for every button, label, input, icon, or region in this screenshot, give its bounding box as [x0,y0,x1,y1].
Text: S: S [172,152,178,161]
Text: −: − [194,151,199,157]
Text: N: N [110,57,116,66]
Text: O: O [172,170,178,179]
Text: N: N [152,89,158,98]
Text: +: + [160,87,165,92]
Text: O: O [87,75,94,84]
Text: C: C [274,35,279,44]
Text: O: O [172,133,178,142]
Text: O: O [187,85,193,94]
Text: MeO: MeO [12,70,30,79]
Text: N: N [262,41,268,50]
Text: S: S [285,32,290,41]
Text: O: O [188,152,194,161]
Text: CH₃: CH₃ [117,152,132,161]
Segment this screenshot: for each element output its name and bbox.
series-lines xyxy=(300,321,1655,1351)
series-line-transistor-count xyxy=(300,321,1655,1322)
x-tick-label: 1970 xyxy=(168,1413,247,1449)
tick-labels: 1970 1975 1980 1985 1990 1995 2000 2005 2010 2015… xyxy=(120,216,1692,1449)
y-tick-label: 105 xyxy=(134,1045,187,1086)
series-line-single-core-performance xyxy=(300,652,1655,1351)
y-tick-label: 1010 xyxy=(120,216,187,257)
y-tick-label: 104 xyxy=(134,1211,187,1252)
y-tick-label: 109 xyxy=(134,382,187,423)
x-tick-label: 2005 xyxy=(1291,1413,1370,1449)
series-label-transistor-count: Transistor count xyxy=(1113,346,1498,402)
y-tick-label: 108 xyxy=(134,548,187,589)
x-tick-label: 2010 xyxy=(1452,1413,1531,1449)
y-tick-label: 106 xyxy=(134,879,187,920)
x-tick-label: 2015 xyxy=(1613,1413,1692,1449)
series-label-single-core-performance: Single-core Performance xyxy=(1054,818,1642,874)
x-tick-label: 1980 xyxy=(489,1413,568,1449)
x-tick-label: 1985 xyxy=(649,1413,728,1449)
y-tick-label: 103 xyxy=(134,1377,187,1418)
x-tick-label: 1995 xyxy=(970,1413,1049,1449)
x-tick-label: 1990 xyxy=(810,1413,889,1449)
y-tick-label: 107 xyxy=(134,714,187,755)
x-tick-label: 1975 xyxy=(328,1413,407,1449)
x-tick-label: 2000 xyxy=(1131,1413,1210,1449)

• Challenge:
Rewrite all the lines above as a numbered list, leaving out any blank lines.

• Answer in full:
1. for every button, label, input, icon, or region in this screenshot, give its bounding box as [x0,y0,x1,y1].
2. Text: S: S [172,152,178,161]
3. Text: −: − [194,151,199,157]
4. Text: N: N [110,57,116,66]
5. Text: O: O [172,170,178,179]
6. Text: N: N [152,89,158,98]
7. Text: +: + [160,87,165,92]
8. Text: O: O [87,75,94,84]
9. Text: C: C [274,35,279,44]
10. Text: O: O [172,133,178,142]
11. Text: O: O [187,85,193,94]
12. Text: MeO: MeO [12,70,30,79]
13. Text: N: N [262,41,268,50]
14. Text: S: S [285,32,290,41]
15. Text: O: O [188,152,194,161]
16. Text: CH₃: CH₃ [117,152,132,161]
17. Segment this screenshot: for each element output its name and bbox.
18. series-lines xyxy=(300,321,1655,1351)
19. series-line-transistor-count xyxy=(300,321,1655,1322)
20. x-tick-label: 1970 xyxy=(168,1413,247,1449)
21. tick-labels: 1970 1975 1980 1985 1990 1995 2000 2005 2010 2015… xyxy=(120,216,1692,1449)
22. y-tick-label: 105 xyxy=(134,1045,187,1086)
23. series-line-single-core-performance xyxy=(300,652,1655,1351)
24. y-tick-label: 1010 xyxy=(120,216,187,257)
25. y-tick-label: 104 xyxy=(134,1211,187,1252)
26. y-tick-label: 109 xyxy=(134,382,187,423)
27. x-tick-label: 2005 xyxy=(1291,1413,1370,1449)
28. series-label-transistor-count: Transistor count xyxy=(1113,346,1498,402)
29. y-tick-label: 108 xyxy=(134,548,187,589)
30. x-tick-label: 2010 xyxy=(1452,1413,1531,1449)
31. y-tick-label: 106 xyxy=(134,879,187,920)
32. x-tick-label: 2015 xyxy=(1613,1413,1692,1449)
33. series-label-single-core-performance: Single-core Performance xyxy=(1054,818,1642,874)
34. x-tick-label: 1980 xyxy=(489,1413,568,1449)
35. x-tick-label: 1985 xyxy=(649,1413,728,1449)
36. y-tick-label: 103 xyxy=(134,1377,187,1418)
37. x-tick-label: 1995 xyxy=(970,1413,1049,1449)
38. x-tick-label: 1990 xyxy=(810,1413,889,1449)
39. y-tick-label: 107 xyxy=(134,714,187,755)
40. x-tick-label: 1975 xyxy=(328,1413,407,1449)
41. x-tick-label: 2000 xyxy=(1131,1413,1210,1449)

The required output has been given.